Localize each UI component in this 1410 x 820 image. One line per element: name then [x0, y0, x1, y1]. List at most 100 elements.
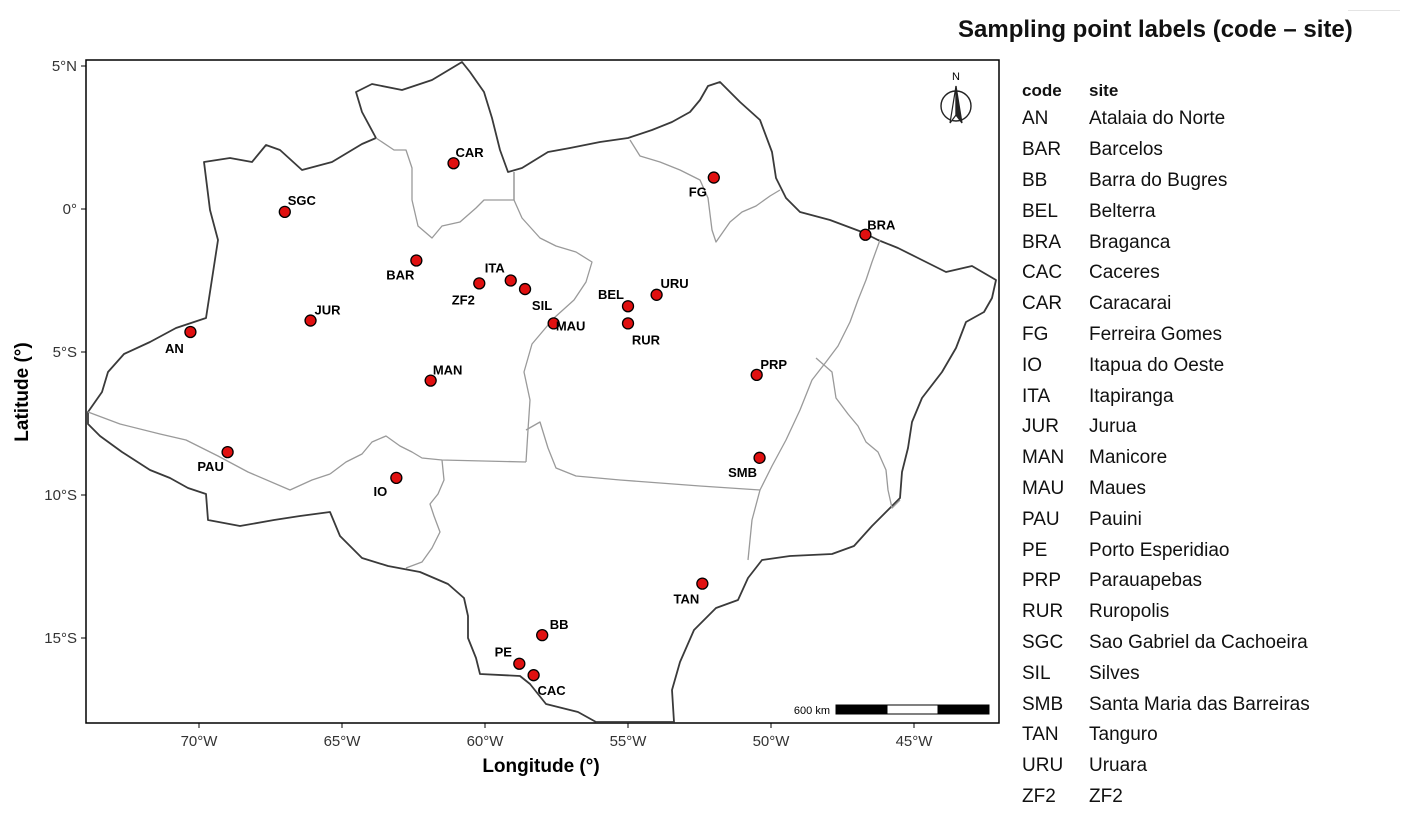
legend-code: AN — [1022, 108, 1049, 130]
sampling-point-pau — [221, 445, 234, 459]
sampling-point-label: CAR — [455, 145, 484, 160]
sampling-point-label: MAU — [556, 318, 586, 333]
legend-code: ZF2 — [1022, 785, 1056, 807]
legend-site: Itapua do Oeste — [1089, 354, 1225, 376]
sampling-point-fg — [707, 171, 720, 184]
legend-code: PRP — [1022, 570, 1062, 592]
legend-header-site: site — [1089, 81, 1119, 100]
legend-site: Ferreira Gomes — [1089, 323, 1223, 345]
legend-row: TAN Tanguro — [1022, 720, 1310, 751]
legend-site: Belterra — [1089, 200, 1156, 222]
sampling-point-an — [184, 325, 197, 339]
legend-code: JUR — [1022, 416, 1059, 438]
legend-row: BAR Barcelos — [1022, 135, 1310, 166]
sampling-point-car — [447, 157, 460, 170]
sampling-point-label: BRA — [867, 218, 896, 233]
x-axis-title: Longitude (°) — [482, 756, 599, 777]
legend-row: ZF2 ZF2 — [1022, 782, 1310, 813]
legend-row: ITA Itapiranga — [1022, 381, 1310, 412]
legend-row: PAU Pauini — [1022, 504, 1310, 535]
legend-code: IO — [1022, 354, 1043, 376]
legend-code: BB — [1022, 169, 1048, 191]
sampling-point-zf2 — [473, 277, 486, 290]
legend-site: Porto Esperidiao — [1089, 539, 1230, 561]
legend-site: Sao Gabriel da Cachoeira — [1089, 631, 1308, 653]
legend-site: Manicore — [1089, 447, 1168, 469]
state-borders — [87, 137, 901, 569]
legend-site: Jurua — [1089, 416, 1137, 438]
legend-code: SMB — [1022, 693, 1064, 715]
sampling-point-cac — [527, 669, 540, 682]
legend-site: Itapiranga — [1089, 385, 1174, 407]
legend-header-row: code site — [1022, 78, 1310, 104]
sampling-point-label: BB — [550, 617, 569, 632]
sampling-point-label: URU — [661, 276, 689, 291]
legend-row: BRA Braganca — [1022, 227, 1310, 258]
y-tick-label: 0° — [63, 201, 77, 218]
legend-row: FG Ferreira Gomes — [1022, 320, 1310, 351]
north-arrow: N — [940, 71, 972, 124]
x-tick-label: 55°W — [610, 733, 648, 750]
x-tick-label: 45°W — [896, 733, 934, 750]
legend-code: MAN — [1022, 447, 1065, 469]
legend-site: Ruropolis — [1089, 601, 1170, 623]
legend-code: BAR — [1022, 139, 1062, 161]
sampling-point-label: PRP — [760, 357, 787, 372]
legend-code: SGC — [1022, 631, 1064, 653]
sampling-point-sil — [518, 282, 532, 296]
legend-row: SGC Sao Gabriel da Cachoeira — [1022, 628, 1310, 659]
legend-code: URU — [1022, 755, 1064, 777]
legend-title: Sampling point labels (code – site) — [958, 16, 1353, 43]
legend-rows: AN Atalaia do Norte BAR Barcelos BB Barra do … — [1022, 104, 1310, 812]
legend-site: Barcelos — [1089, 139, 1163, 161]
legend-site: Maues — [1089, 477, 1147, 499]
legend-row: CAC Caceres — [1022, 258, 1310, 289]
legend-code: BEL — [1022, 200, 1058, 222]
sampling-point-label: PE — [495, 645, 513, 660]
legend-divider — [1348, 10, 1400, 11]
legend-row: URU Uruara — [1022, 751, 1310, 782]
sampling-point-label: SGC — [288, 193, 317, 208]
legend-row: BEL Belterra — [1022, 196, 1310, 227]
legend-code: TAN — [1022, 724, 1059, 746]
sampling-point-mau — [547, 317, 560, 330]
x-tick-label: 50°W — [753, 733, 791, 750]
legend-row: PE Porto Esperidiao — [1022, 535, 1310, 566]
x-axis-ticks: 70°W 65°W 60°W 55°W 50°W 45°W — [181, 723, 934, 750]
legend-site: Braganca — [1089, 231, 1171, 253]
legend-table: code site AN Atalaia do Norte BAR Barcelos B… — [1022, 78, 1310, 812]
legend-header-code: code — [1022, 81, 1062, 100]
legend-site: Atalaia do Norte — [1089, 108, 1226, 130]
legend-site: Santa Maria das Barreiras — [1089, 693, 1310, 715]
x-tick-label: 70°W — [181, 733, 219, 750]
sampling-point-label: BAR — [386, 267, 415, 282]
sampling-point-bb — [536, 628, 549, 642]
sampling-point-label: TAN — [673, 592, 699, 607]
sampling-point-label: IO — [373, 484, 387, 499]
legend-code: CAC — [1022, 262, 1063, 284]
scale-bar-segment-1 — [835, 704, 888, 715]
legend-row: MAN Manicore — [1022, 443, 1310, 474]
sampling-point-label: CAC — [538, 683, 567, 698]
legend-code: FG — [1022, 323, 1049, 345]
x-tick-label: 60°W — [467, 733, 505, 750]
legend-site: Silves — [1089, 662, 1140, 684]
legend-row: AN Atalaia do Norte — [1022, 104, 1310, 135]
legend-code: SIL — [1022, 662, 1051, 684]
sampling-point-smb — [753, 451, 766, 464]
sampling-point-label: JUR — [315, 303, 342, 318]
sampling-point-uru — [650, 288, 663, 301]
legend-row: IO Itapua do Oeste — [1022, 350, 1310, 381]
sampling-point-label: AN — [165, 341, 184, 356]
sampling-points: AN BAR BB BEL BRA CAC CAR FG IO ITA JUR MAN MAU PAU PE… — [165, 145, 896, 698]
scale-bar-segment-2 — [886, 704, 939, 715]
sampling-point-label: PAU — [197, 459, 223, 474]
legend-row: RUR Ruropolis — [1022, 597, 1310, 628]
scale-bar-segment-3 — [937, 704, 990, 715]
sampling-point-bar — [410, 254, 423, 267]
legal-amazon-outline — [87, 61, 997, 723]
sampling-point-pe — [513, 657, 526, 670]
north-arrow-right-half — [955, 85, 963, 124]
legend-code: PAU — [1022, 508, 1060, 530]
legend-code: ITA — [1022, 385, 1051, 407]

--------

Reproduce the data above line for line, leaving out the pictures.

## Answer for this exercise
Localize each UI component in this 1410 x 820 image. One line per element: name then [x0, y0, x1, y1]. List at most 100 elements.
legend-code: AN — [1022, 108, 1049, 130]
sampling-point-pau — [221, 445, 234, 459]
sampling-point-label: CAR — [455, 145, 484, 160]
sampling-point-label: MAU — [556, 318, 586, 333]
legend-code: ZF2 — [1022, 785, 1056, 807]
legend-site: Itapua do Oeste — [1089, 354, 1225, 376]
sampling-point-fg — [707, 171, 720, 184]
legend-code: PRP — [1022, 570, 1062, 592]
legend-header-site: site — [1089, 81, 1119, 100]
legend-site: Ferreira Gomes — [1089, 323, 1223, 345]
legend-row: TAN Tanguro — [1022, 720, 1310, 751]
legend-site: Belterra — [1089, 200, 1156, 222]
sampling-point-an — [184, 325, 197, 339]
legend-code: JUR — [1022, 416, 1059, 438]
legend-row: BAR Barcelos — [1022, 135, 1310, 166]
sampling-point-car — [447, 157, 460, 170]
sampling-point-label: BRA — [867, 218, 896, 233]
x-axis-title: Longitude (°) — [482, 756, 599, 777]
legend-row: ZF2 ZF2 — [1022, 782, 1310, 813]
legend-row: ITA Itapiranga — [1022, 381, 1310, 412]
legend-row: PAU Pauini — [1022, 504, 1310, 535]
legend-code: IO — [1022, 354, 1043, 376]
legend-code: BB — [1022, 169, 1048, 191]
sampling-point-zf2 — [473, 277, 486, 290]
legend-site: Porto Esperidiao — [1089, 539, 1230, 561]
legend-site: Sao Gabriel da Cachoeira — [1089, 631, 1308, 653]
legend-site: Manicore — [1089, 447, 1168, 469]
state-borders — [87, 137, 901, 569]
legend-site: Jurua — [1089, 416, 1137, 438]
legend-code: SMB — [1022, 693, 1064, 715]
sampling-point-cac — [527, 669, 540, 682]
legend-site: Itapiranga — [1089, 385, 1174, 407]
legend-header-row: code site — [1022, 78, 1310, 104]
sampling-point-label: BB — [550, 617, 569, 632]
sampling-point-label: URU — [661, 276, 689, 291]
legend-row: BRA Braganca — [1022, 227, 1310, 258]
y-tick-label: 0° — [63, 201, 77, 218]
legend-row: FG Ferreira Gomes — [1022, 320, 1310, 351]
north-arrow: N — [940, 71, 972, 124]
x-tick-label: 55°W — [610, 733, 648, 750]
x-tick-label: 45°W — [896, 733, 934, 750]
legend-code: MAN — [1022, 447, 1065, 469]
legend-site: Ruropolis — [1089, 601, 1170, 623]
legend-code: BAR — [1022, 139, 1062, 161]
sampling-point-label: PRP — [760, 357, 787, 372]
legend-code: SGC — [1022, 631, 1064, 653]
sampling-point-sil — [518, 282, 532, 296]
legend-row: SGC Sao Gabriel da Cachoeira — [1022, 628, 1310, 659]
legend-code: URU — [1022, 755, 1064, 777]
legend-title: Sampling point labels (code – site) — [958, 16, 1353, 43]
legend-rows: AN Atalaia do Norte BAR Barcelos BB Barra do … — [1022, 104, 1310, 812]
legend-site: Barcelos — [1089, 139, 1163, 161]
legend-site: Maues — [1089, 477, 1147, 499]
legend-row: CAC Caceres — [1022, 258, 1310, 289]
legend-code: BEL — [1022, 200, 1058, 222]
sampling-point-label: PE — [495, 645, 513, 660]
legend-divider — [1348, 10, 1400, 11]
legend-row: URU Uruara — [1022, 751, 1310, 782]
sampling-point-label: SGC — [288, 193, 317, 208]
legend-row: BEL Belterra — [1022, 196, 1310, 227]
legend-code: TAN — [1022, 724, 1059, 746]
sampling-point-mau — [547, 317, 560, 330]
x-tick-label: 50°W — [753, 733, 791, 750]
legend-row: PE Porto Esperidiao — [1022, 535, 1310, 566]
x-axis-ticks: 70°W 65°W 60°W 55°W 50°W 45°W — [181, 723, 934, 750]
legend-site: Braganca — [1089, 231, 1171, 253]
legend-table: code site AN Atalaia do Norte BAR Barcelos B… — [1022, 78, 1310, 812]
legend-header-code: code — [1022, 81, 1062, 100]
legend-site: Atalaia do Norte — [1089, 108, 1226, 130]
legend-site: Santa Maria das Barreiras — [1089, 693, 1310, 715]
x-tick-label: 70°W — [181, 733, 219, 750]
sampling-point-label: BAR — [386, 267, 415, 282]
sampling-point-bb — [536, 628, 549, 642]
sampling-point-label: TAN — [673, 592, 699, 607]
sampling-point-label: IO — [373, 484, 387, 499]
legend-code: CAC — [1022, 262, 1063, 284]
scale-bar-segment-1 — [835, 704, 888, 715]
legend-row: MAN Manicore — [1022, 443, 1310, 474]
sampling-point-label: CAC — [538, 683, 567, 698]
legend-code: FG — [1022, 323, 1049, 345]
x-tick-label: 60°W — [467, 733, 505, 750]
legend-site: Silves — [1089, 662, 1140, 684]
legend-row: AN Atalaia do Norte — [1022, 104, 1310, 135]
legend-code: SIL — [1022, 662, 1051, 684]
sampling-point-smb — [753, 451, 766, 464]
sampling-point-label: JUR — [315, 303, 342, 318]
sampling-point-uru — [650, 288, 663, 301]
legend-row: IO Itapua do Oeste — [1022, 350, 1310, 381]
sampling-point-label: AN — [165, 341, 184, 356]
sampling-points: AN BAR BB BEL BRA CAC CAR FG IO ITA JUR MAN MAU PAU PE… — [165, 145, 896, 698]
scale-bar-segment-2 — [886, 704, 939, 715]
sampling-point-label: PAU — [197, 459, 223, 474]
legend-row: RUR Ruropolis — [1022, 597, 1310, 628]
scale-bar-segment-3 — [937, 704, 990, 715]
sampling-point-bar — [410, 254, 423, 267]
legal-amazon-outline — [87, 61, 997, 723]
sampling-point-pe — [513, 657, 526, 670]
north-arrow-right-half — [955, 85, 963, 124]
legend-code: PAU — [1022, 508, 1060, 530]
legend-code: ITA — [1022, 385, 1051, 407]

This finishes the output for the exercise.